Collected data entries
_ _ _ _

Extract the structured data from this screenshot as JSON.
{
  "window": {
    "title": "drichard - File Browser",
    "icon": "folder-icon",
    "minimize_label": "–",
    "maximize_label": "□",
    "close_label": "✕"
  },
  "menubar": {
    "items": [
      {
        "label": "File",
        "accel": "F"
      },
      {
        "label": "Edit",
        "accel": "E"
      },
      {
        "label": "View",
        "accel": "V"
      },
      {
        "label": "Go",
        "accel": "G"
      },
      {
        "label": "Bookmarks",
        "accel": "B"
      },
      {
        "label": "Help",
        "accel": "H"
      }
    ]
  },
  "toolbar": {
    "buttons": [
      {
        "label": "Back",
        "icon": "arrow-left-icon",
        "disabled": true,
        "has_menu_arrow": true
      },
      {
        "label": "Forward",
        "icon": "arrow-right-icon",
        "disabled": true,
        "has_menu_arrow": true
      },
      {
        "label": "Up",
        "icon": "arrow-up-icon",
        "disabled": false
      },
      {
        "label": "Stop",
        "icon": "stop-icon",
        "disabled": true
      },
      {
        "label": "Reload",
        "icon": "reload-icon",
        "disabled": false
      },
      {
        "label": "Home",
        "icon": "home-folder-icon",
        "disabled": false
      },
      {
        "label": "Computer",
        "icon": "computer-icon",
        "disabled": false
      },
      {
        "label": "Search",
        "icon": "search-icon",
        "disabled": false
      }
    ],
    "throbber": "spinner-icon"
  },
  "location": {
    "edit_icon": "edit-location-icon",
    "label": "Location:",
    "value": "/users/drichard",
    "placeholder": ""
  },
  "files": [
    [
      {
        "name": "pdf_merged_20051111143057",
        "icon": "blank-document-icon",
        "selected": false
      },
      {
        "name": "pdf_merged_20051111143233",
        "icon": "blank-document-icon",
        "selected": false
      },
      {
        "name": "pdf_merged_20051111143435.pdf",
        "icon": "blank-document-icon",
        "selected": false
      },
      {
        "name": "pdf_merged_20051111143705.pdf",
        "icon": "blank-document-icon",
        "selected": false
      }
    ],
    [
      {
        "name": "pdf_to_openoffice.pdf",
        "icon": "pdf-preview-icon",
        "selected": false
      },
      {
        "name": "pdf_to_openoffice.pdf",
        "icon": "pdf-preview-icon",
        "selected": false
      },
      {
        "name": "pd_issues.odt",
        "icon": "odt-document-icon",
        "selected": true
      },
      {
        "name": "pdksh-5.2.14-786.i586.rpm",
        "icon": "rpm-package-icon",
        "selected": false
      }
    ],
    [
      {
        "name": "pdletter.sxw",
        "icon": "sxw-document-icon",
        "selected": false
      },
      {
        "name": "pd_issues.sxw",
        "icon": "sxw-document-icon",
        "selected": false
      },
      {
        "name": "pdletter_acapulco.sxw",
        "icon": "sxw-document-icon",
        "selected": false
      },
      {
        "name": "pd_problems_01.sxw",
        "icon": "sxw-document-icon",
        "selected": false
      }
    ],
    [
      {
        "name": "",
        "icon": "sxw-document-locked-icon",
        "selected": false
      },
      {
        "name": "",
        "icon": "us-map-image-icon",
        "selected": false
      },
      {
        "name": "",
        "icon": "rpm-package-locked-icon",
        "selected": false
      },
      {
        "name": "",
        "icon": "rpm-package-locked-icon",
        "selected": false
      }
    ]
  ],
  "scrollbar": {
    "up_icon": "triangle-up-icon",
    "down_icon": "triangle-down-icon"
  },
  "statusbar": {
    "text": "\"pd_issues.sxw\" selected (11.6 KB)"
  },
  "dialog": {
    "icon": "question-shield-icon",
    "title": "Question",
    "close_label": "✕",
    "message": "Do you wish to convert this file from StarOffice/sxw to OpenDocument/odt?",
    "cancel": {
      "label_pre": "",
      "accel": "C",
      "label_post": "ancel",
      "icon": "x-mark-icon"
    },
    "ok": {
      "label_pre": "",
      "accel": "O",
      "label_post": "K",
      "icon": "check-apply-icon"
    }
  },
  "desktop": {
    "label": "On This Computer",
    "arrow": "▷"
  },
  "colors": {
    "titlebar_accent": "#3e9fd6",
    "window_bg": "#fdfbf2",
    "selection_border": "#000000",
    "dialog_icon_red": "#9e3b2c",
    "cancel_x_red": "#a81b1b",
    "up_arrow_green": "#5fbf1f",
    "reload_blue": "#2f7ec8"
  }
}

_ _ _ _

> **Aim of the task**: From the listing above, extract all records word for word.

> **Solution for this problem**:
Extract the structured data from this screenshot as JSON.
{
  "window": {
    "title": "drichard - File Browser",
    "icon": "folder-icon",
    "minimize_label": "–",
    "maximize_label": "□",
    "close_label": "✕"
  },
  "menubar": {
    "items": [
      {
        "label": "File",
        "accel": "F"
      },
      {
        "label": "Edit",
        "accel": "E"
      },
      {
        "label": "View",
        "accel": "V"
      },
      {
        "label": "Go",
        "accel": "G"
      },
      {
        "label": "Bookmarks",
        "accel": "B"
      },
      {
        "label": "Help",
        "accel": "H"
      }
    ]
  },
  "toolbar": {
    "buttons": [
      {
        "label": "Back",
        "icon": "arrow-left-icon",
        "disabled": true,
        "has_menu_arrow": true
      },
      {
        "label": "Forward",
        "icon": "arrow-right-icon",
        "disabled": true,
        "has_menu_arrow": true
      },
      {
        "label": "Up",
        "icon": "arrow-up-icon",
        "disabled": false
      },
      {
        "label": "Stop",
        "icon": "stop-icon",
        "disabled": true
      },
      {
        "label": "Reload",
        "icon": "reload-icon",
        "disabled": false
      },
      {
        "label": "Home",
        "icon": "home-folder-icon",
        "disabled": false
      },
      {
        "label": "Computer",
        "icon": "computer-icon",
        "disabled": false
      },
      {
        "label": "Search",
        "icon": "search-icon",
        "disabled": false
      }
    ],
    "throbber": "spinner-icon"
  },
  "location": {
    "edit_icon": "edit-location-icon",
    "label": "Location:",
    "value": "/users/drichard",
    "placeholder": ""
  },
  "files": [
    [
      {
        "name": "pdf_merged_20051111143057",
        "icon": "blank-document-icon",
        "selected": false
      },
      {
        "name": "pdf_merged_20051111143233",
        "icon": "blank-document-icon",
        "selected": false
      },
      {
        "name": "pdf_merged_20051111143435.pdf",
        "icon": "blank-document-icon",
        "selected": false
      },
      {
        "name": "pdf_merged_20051111143705.pdf",
        "icon": "blank-document-icon",
        "selected": false
      }
    ],
    [
      {
        "name": "pdf_to_openoffice.pdf",
        "icon": "pdf-preview-icon",
        "selected": false
      },
      {
        "name": "pdf_to_openoffice.pdf",
        "icon": "pdf-preview-icon",
        "selected": false
      },
      {
        "name": "pd_issues.odt",
        "icon": "odt-document-icon",
        "selected": true
      },
      {
        "name": "pdksh-5.2.14-786.i586.rpm",
        "icon": "rpm-package-icon",
        "selected": false
      }
    ],
    [
      {
        "name": "pdletter.sxw",
        "icon": "sxw-document-icon",
        "selected": false
      },
      {
        "name": "pd_issues.sxw",
        "icon": "sxw-document-icon",
        "selected": false
      },
      {
        "name": "pdletter_acapulco.sxw",
        "icon": "sxw-document-icon",
        "selected": false
      },
      {
        "name": "pd_problems_01.sxw",
        "icon": "sxw-document-icon",
        "selected": false
      }
    ],
    [
      {
        "name": "",
        "icon": "sxw-document-locked-icon",
        "selected": false
      },
      {
        "name": "",
        "icon": "us-map-image-icon",
        "selected": false
      },
      {
        "name": "",
        "icon": "rpm-package-locked-icon",
        "selected": false
      },
      {
        "name": "",
        "icon": "rpm-package-locked-icon",
        "selected": false
      }
    ]
  ],
  "scrollbar": {
    "up_icon": "triangle-up-icon",
    "down_icon": "triangle-down-icon"
  },
  "statusbar": {
    "text": "\"pd_issues.sxw\" selected (11.6 KB)"
  },
  "dialog": {
    "icon": "question-shield-icon",
    "title": "Question",
    "close_label": "✕",
    "message": "Do you wish to convert this file from StarOffice/sxw to OpenDocument/odt?",
    "cancel": {
      "label_pre": "",
      "accel": "C",
      "label_post": "ancel",
      "icon": "x-mark-icon"
    },
    "ok": {
      "label_pre": "",
      "accel": "O",
      "label_post": "K",
      "icon": "check-apply-icon"
    }
  },
  "desktop": {
    "label": "On This Computer",
    "arrow": "▷"
  },
  "colors": {
    "titlebar_accent": "#3e9fd6",
    "window_bg": "#fdfbf2",
    "selection_border": "#000000",
    "dialog_icon_red": "#9e3b2c",
    "cancel_x_red": "#a81b1b",
    "up_arrow_green": "#5fbf1f",
    "reload_blue": "#2f7ec8"
  }
}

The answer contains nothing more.